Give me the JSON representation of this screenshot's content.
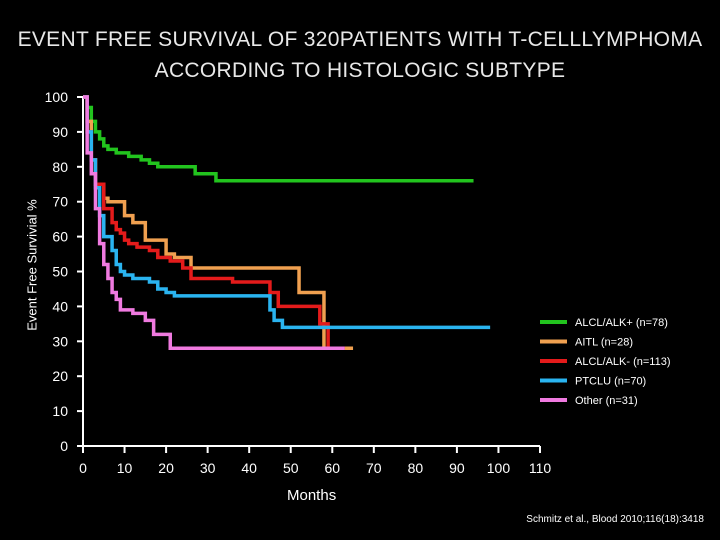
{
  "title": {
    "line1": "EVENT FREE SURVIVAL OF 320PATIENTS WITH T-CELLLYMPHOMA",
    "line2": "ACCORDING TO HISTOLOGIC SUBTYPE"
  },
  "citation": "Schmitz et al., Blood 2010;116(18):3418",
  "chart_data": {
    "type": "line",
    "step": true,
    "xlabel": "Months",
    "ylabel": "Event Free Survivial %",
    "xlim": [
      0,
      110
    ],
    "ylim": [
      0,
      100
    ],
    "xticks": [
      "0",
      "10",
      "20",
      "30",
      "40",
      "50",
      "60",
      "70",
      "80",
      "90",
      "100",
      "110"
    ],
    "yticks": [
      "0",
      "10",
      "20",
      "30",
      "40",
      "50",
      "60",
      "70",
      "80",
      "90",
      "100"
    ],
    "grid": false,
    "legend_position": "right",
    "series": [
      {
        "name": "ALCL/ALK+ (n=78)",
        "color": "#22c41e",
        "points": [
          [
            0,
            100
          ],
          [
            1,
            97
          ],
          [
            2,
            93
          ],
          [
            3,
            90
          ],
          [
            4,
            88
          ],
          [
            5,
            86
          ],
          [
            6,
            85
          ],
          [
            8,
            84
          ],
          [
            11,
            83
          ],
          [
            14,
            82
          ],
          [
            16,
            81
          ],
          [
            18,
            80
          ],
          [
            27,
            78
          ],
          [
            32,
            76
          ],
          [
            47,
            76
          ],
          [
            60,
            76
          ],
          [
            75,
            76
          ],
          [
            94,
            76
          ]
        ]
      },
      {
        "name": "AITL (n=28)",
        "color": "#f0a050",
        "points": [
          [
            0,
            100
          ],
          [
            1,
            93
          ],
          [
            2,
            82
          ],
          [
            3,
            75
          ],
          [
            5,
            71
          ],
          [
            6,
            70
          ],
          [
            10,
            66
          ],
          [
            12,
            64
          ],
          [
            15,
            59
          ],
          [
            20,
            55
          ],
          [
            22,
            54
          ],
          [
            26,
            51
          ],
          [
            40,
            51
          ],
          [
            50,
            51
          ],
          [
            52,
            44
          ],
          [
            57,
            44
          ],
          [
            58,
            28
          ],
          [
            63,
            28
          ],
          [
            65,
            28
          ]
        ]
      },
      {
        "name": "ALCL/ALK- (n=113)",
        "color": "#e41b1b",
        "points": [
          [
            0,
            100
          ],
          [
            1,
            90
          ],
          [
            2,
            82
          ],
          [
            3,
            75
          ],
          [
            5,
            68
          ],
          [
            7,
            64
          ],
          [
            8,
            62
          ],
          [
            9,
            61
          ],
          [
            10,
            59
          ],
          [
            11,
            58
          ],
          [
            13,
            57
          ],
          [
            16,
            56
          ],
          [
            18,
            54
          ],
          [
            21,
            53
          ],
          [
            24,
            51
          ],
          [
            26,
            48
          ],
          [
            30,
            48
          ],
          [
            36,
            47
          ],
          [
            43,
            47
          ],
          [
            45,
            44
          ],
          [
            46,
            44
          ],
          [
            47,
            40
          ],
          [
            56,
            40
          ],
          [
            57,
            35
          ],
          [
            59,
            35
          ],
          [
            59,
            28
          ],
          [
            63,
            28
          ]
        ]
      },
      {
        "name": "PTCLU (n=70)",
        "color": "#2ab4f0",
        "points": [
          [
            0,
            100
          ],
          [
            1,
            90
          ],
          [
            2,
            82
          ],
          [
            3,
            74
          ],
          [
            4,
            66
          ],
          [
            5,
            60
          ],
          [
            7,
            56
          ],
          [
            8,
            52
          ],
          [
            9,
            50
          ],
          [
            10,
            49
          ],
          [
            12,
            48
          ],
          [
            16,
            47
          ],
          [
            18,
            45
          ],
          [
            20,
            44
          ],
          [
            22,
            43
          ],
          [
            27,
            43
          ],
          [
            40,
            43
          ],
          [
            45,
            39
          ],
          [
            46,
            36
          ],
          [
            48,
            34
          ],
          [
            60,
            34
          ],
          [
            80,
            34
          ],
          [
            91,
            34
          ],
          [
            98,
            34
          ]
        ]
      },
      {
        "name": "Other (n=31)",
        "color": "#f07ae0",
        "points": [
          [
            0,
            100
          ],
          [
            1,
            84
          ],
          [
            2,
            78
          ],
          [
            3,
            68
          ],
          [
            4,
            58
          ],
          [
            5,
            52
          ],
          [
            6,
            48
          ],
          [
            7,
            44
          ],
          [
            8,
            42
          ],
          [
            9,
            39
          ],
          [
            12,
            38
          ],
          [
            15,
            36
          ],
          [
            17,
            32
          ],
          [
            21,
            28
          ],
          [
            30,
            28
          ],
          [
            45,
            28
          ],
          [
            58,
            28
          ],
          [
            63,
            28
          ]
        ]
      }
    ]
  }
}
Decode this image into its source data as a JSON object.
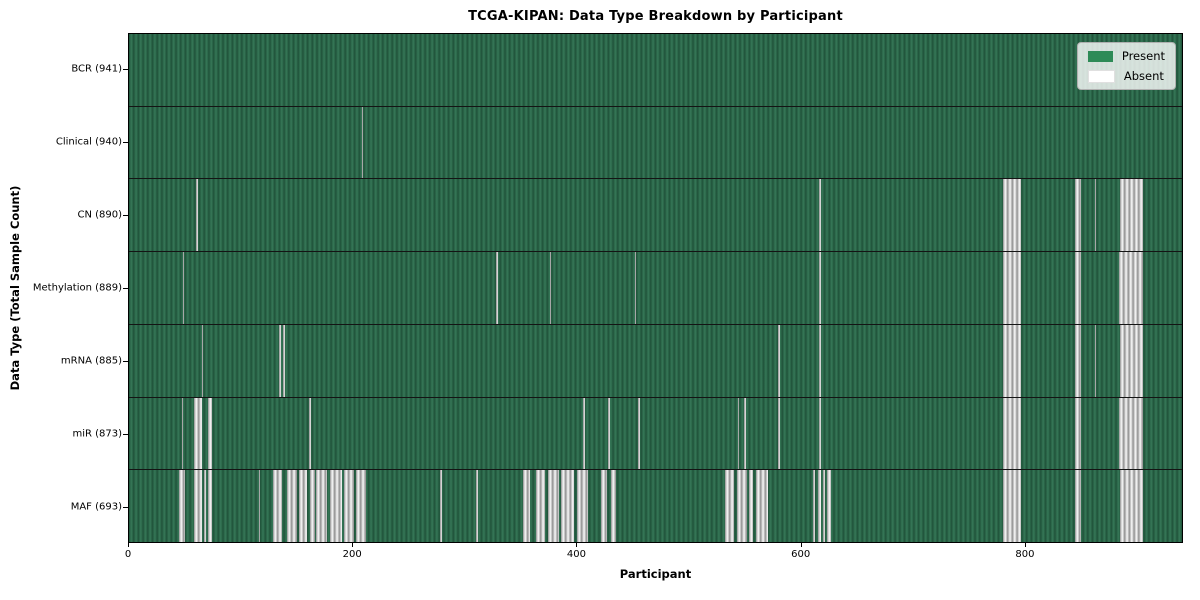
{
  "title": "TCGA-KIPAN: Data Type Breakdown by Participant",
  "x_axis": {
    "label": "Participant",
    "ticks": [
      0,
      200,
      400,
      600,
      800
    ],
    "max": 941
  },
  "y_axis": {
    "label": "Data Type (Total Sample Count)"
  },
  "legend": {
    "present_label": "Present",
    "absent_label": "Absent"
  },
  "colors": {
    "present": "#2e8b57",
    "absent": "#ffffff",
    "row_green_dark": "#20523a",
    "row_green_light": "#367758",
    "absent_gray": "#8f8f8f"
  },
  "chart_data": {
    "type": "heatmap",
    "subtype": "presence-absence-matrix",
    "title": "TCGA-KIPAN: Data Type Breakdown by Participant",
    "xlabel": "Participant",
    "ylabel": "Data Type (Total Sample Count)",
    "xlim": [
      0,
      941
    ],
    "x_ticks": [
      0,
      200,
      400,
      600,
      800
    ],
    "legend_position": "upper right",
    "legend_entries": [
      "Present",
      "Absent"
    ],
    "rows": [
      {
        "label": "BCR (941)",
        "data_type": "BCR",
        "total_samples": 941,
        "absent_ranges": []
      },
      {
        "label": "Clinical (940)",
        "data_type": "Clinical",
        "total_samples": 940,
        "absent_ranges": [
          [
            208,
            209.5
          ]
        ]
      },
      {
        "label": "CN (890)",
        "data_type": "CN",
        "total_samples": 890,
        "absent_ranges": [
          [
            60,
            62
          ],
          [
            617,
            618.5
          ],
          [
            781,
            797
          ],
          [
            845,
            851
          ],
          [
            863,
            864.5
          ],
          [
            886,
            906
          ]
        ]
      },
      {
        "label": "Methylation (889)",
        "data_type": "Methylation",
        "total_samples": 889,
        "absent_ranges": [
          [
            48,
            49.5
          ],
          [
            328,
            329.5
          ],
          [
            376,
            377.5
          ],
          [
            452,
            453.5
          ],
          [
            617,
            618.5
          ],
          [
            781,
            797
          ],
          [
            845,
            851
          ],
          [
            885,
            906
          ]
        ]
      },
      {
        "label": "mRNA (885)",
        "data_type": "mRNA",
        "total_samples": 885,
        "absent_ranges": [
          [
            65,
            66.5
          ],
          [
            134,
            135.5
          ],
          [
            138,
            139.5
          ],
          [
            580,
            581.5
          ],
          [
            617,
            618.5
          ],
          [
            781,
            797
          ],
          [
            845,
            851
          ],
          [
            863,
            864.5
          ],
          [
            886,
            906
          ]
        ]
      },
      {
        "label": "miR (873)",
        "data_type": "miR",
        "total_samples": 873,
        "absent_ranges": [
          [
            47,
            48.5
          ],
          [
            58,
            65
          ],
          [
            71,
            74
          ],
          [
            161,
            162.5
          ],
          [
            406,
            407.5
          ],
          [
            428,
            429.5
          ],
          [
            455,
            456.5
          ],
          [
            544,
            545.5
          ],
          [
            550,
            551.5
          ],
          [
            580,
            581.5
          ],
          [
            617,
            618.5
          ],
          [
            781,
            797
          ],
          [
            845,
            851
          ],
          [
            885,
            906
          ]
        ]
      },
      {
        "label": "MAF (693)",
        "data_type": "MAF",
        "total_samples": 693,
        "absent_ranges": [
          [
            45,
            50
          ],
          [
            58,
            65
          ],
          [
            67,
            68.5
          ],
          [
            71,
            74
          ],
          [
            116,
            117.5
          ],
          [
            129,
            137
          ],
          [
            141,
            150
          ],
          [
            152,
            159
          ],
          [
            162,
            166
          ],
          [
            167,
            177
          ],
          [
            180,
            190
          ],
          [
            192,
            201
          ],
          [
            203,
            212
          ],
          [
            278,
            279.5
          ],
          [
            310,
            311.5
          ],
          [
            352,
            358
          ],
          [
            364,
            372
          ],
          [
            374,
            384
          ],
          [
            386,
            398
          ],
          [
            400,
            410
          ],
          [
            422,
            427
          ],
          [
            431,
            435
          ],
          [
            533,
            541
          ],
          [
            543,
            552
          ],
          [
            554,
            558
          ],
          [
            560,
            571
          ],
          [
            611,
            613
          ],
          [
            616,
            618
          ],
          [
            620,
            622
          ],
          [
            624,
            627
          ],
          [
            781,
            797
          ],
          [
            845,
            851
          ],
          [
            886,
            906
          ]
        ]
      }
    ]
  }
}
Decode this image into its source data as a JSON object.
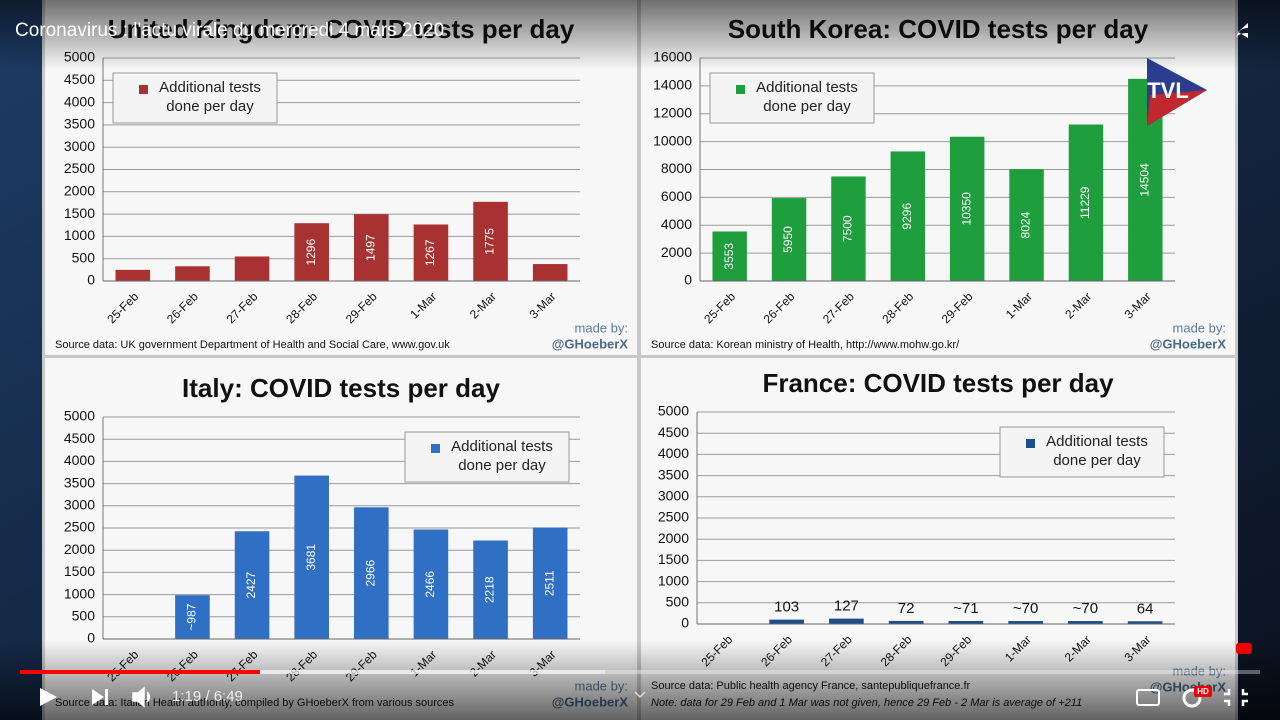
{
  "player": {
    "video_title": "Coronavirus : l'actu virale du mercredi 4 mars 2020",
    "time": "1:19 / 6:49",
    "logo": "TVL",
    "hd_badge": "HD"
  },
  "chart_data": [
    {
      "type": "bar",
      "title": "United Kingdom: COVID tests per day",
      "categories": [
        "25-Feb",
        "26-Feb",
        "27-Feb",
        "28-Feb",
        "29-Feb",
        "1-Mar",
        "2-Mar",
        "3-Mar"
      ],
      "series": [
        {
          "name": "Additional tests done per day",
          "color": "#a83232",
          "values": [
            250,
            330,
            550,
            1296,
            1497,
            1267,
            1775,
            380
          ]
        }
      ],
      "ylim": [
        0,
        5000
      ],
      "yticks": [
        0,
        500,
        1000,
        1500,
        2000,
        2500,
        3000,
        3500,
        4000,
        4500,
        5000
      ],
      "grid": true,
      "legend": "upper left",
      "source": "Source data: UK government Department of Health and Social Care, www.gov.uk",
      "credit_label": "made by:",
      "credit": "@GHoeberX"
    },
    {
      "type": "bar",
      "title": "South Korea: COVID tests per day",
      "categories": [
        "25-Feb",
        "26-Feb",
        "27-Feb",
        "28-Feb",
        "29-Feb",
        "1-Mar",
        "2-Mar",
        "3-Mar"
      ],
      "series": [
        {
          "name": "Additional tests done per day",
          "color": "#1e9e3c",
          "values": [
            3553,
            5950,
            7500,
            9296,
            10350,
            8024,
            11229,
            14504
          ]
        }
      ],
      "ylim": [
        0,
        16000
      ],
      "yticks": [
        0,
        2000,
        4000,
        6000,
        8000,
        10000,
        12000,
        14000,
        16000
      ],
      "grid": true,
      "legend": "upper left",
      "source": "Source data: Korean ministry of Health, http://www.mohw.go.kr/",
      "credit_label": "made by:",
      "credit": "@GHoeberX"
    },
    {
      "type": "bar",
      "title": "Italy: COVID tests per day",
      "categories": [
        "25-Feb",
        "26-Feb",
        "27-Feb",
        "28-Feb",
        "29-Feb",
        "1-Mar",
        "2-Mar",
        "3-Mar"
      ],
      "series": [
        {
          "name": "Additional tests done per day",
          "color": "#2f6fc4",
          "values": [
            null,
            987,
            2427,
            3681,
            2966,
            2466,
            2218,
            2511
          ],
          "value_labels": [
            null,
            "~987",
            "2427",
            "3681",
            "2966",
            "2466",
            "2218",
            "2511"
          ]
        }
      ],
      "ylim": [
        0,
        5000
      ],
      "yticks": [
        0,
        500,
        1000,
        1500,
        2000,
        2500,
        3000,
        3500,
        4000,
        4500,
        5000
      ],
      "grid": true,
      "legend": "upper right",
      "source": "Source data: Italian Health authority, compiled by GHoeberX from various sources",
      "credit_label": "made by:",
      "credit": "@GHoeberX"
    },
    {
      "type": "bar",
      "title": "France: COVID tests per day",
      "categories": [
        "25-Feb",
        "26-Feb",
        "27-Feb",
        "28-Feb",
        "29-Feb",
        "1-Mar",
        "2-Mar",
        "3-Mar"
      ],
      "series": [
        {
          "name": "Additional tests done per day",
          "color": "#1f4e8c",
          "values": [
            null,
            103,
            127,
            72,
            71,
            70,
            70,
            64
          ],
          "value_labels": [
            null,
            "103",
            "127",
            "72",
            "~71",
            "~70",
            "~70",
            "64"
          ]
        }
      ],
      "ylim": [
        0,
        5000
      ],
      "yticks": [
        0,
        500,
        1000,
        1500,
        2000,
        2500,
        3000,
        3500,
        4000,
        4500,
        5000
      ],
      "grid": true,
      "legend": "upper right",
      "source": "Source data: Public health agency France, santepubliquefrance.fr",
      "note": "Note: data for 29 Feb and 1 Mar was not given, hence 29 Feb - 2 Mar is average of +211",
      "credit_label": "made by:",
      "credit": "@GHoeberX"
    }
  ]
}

************

Look through the records above for the word "Clinical" and state how many lines contain it, giving the number alone.

**RESPONSE BOX**
2